(Records from a collection)
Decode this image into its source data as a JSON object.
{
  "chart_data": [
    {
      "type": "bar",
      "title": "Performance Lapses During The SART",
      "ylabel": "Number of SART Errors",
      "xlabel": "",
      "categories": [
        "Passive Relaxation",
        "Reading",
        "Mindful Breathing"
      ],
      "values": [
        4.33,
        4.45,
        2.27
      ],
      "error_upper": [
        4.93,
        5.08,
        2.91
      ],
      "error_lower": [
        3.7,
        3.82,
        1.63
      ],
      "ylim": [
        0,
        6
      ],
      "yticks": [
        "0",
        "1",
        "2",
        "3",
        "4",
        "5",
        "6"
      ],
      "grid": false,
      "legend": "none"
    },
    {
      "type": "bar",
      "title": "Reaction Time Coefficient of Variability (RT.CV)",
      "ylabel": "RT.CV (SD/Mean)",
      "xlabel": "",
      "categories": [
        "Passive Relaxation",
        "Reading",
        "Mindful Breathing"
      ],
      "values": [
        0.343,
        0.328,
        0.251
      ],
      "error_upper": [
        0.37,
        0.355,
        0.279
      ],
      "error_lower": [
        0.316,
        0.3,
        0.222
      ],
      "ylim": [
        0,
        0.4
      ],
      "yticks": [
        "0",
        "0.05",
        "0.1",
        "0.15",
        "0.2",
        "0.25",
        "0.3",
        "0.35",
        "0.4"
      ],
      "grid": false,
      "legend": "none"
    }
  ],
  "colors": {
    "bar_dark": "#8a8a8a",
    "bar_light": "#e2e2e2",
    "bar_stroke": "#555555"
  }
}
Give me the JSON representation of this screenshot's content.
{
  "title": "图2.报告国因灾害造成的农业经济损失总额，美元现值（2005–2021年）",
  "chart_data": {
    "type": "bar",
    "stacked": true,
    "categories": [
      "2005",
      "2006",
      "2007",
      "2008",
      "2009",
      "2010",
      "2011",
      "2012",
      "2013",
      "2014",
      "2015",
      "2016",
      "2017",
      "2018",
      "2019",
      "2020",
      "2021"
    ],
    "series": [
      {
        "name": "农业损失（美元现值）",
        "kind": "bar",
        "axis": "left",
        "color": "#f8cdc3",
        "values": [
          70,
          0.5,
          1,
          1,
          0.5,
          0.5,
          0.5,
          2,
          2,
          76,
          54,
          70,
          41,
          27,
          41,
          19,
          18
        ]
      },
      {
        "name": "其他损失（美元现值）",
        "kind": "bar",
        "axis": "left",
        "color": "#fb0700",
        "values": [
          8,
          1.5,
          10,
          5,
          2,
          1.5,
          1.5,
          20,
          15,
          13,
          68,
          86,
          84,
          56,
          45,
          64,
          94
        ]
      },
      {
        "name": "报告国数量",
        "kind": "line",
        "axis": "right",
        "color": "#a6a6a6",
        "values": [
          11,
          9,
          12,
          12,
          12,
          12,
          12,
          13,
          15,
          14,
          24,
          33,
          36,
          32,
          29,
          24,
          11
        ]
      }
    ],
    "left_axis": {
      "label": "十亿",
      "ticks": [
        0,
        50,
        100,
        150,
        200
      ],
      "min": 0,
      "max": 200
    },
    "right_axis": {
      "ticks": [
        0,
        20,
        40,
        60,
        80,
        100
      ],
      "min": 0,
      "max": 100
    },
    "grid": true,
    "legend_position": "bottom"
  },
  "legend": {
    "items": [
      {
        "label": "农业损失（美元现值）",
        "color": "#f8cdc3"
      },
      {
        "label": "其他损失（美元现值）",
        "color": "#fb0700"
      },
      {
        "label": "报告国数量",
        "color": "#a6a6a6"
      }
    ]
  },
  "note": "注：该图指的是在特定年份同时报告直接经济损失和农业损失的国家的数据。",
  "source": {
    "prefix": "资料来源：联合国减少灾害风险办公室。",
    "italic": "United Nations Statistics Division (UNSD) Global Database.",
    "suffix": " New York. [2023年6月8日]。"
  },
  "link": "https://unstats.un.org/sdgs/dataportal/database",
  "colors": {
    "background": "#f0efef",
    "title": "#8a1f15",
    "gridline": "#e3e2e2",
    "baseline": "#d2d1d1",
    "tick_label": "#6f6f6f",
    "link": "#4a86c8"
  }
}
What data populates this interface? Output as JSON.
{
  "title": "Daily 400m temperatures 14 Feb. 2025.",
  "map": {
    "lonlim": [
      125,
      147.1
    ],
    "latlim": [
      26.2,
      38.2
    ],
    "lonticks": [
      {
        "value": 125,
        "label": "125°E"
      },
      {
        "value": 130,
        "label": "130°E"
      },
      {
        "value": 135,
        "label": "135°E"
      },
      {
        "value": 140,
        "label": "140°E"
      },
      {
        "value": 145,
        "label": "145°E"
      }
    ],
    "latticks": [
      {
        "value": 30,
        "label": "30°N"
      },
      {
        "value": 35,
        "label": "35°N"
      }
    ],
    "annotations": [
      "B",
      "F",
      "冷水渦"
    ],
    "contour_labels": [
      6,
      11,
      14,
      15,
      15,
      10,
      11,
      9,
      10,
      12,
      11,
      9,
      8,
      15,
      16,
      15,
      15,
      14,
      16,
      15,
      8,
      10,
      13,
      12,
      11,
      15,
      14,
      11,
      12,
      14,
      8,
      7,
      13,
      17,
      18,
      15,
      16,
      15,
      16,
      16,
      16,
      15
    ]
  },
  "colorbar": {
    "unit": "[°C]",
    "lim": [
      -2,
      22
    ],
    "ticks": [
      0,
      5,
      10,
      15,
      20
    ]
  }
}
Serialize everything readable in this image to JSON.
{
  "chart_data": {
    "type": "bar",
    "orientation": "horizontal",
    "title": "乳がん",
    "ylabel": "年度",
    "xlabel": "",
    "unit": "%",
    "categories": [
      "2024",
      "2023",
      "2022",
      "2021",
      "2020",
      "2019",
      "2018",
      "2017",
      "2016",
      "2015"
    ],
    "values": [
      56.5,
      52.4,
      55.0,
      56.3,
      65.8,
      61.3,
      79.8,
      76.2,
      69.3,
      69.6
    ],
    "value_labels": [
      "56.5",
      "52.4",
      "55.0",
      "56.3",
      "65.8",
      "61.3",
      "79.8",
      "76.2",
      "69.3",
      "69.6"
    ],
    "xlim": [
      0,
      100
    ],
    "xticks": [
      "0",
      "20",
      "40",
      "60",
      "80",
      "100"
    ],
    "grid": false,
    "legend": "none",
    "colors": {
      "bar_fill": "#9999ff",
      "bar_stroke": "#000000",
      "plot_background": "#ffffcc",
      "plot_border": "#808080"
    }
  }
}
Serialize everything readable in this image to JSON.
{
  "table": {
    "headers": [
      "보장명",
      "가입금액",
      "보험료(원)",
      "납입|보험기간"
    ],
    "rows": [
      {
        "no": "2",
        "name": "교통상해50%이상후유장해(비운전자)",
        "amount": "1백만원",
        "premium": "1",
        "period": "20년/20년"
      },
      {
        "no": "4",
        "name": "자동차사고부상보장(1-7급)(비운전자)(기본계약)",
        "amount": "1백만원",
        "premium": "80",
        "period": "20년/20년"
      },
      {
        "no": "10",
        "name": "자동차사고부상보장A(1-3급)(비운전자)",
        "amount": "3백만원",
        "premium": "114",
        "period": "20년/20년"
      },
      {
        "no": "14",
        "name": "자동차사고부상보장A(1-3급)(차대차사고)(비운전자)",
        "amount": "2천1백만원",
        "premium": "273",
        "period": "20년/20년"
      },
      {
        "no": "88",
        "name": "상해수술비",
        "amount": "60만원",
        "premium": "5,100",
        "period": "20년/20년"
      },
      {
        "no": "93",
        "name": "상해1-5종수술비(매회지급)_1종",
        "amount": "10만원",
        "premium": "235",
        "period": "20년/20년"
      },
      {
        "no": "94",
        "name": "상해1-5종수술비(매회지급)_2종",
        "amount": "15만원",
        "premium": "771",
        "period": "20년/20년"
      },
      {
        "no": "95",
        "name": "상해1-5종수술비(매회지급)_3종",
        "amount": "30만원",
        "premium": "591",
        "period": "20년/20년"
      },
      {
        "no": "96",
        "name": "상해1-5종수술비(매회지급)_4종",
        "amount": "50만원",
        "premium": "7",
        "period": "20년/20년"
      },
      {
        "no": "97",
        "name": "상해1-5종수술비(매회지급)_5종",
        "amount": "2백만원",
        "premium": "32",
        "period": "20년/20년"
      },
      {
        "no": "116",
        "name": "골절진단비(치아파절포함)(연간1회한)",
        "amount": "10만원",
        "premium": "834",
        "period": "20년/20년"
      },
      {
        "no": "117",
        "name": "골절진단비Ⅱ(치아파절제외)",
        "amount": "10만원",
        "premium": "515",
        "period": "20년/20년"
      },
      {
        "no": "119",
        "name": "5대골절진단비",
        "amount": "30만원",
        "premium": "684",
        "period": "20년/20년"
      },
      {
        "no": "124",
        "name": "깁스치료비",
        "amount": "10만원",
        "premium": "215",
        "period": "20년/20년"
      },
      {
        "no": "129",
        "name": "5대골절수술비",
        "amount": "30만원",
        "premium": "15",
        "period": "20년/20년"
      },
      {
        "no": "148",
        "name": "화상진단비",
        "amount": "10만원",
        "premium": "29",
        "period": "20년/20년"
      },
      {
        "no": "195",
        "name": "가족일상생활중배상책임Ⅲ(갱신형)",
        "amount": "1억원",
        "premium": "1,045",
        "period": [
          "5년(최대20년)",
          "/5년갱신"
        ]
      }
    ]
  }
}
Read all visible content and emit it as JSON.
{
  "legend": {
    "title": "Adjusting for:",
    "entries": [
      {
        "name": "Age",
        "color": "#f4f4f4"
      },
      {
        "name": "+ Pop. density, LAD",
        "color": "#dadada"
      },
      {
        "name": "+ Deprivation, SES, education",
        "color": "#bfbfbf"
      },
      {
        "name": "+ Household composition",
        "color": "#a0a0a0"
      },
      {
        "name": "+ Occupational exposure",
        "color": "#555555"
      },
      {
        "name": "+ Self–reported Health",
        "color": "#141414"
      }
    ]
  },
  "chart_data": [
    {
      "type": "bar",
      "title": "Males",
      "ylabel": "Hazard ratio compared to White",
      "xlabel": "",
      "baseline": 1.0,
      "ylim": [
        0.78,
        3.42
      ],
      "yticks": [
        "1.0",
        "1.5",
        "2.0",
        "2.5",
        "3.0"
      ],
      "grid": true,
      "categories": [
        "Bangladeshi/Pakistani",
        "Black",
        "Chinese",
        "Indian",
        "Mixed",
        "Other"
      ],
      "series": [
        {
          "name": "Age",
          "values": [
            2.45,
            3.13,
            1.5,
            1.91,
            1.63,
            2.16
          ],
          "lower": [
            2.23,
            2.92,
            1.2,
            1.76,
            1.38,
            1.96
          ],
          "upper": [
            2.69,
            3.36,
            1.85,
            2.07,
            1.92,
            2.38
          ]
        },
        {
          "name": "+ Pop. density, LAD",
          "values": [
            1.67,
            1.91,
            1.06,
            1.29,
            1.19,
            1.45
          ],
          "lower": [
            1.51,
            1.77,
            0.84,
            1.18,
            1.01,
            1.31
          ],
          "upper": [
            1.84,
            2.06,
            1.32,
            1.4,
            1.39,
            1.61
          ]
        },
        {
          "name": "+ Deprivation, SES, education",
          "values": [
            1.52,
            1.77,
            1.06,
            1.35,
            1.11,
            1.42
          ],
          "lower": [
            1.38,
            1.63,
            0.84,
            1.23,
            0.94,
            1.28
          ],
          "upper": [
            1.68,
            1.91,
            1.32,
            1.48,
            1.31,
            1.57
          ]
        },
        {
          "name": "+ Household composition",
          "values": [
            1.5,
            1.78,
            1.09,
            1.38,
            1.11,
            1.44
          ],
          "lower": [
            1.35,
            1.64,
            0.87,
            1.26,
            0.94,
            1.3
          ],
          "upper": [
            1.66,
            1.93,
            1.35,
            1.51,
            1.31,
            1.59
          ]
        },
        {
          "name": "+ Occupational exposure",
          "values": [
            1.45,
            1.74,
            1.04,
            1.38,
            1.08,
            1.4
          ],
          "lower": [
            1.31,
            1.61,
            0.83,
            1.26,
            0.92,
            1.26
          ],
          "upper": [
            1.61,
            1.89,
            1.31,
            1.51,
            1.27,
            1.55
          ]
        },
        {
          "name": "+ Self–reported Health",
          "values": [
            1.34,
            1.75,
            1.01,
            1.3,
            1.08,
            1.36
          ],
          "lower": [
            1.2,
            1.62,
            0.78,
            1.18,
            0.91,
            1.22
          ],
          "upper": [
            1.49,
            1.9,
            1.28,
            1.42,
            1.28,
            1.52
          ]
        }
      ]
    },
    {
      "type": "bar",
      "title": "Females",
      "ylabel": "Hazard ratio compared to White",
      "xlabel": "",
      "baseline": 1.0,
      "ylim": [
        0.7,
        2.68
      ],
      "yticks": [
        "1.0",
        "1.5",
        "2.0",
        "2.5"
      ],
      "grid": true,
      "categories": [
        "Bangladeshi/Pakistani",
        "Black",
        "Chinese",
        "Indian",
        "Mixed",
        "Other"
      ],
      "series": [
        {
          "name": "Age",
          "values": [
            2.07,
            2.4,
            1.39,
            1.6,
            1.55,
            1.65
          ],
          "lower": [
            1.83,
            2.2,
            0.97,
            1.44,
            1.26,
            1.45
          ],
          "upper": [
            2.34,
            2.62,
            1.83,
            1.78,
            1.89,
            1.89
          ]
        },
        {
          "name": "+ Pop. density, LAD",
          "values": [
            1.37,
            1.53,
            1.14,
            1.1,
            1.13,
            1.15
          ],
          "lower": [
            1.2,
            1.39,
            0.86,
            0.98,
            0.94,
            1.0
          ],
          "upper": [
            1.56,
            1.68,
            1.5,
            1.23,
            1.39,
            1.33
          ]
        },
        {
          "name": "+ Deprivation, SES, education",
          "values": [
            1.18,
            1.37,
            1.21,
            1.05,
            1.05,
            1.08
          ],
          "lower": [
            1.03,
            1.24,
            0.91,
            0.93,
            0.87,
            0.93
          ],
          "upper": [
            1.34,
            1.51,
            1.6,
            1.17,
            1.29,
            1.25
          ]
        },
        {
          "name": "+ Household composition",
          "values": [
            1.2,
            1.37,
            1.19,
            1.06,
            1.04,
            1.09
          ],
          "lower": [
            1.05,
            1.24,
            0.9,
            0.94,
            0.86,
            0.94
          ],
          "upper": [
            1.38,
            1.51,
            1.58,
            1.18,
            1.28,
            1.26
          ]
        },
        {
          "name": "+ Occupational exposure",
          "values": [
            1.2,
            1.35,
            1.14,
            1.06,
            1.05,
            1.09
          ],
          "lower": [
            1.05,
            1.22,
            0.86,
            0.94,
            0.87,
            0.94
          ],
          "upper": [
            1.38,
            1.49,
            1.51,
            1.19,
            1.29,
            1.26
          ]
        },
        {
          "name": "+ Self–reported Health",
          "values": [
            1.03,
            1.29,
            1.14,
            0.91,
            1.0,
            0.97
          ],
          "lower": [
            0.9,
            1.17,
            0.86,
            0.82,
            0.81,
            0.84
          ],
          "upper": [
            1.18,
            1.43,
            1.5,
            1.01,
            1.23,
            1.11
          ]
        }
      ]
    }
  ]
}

*Problem*: Copy out every line with the word "source".

*Output for this task*:
Decode this image into its source data as a JSON object.
  "source": {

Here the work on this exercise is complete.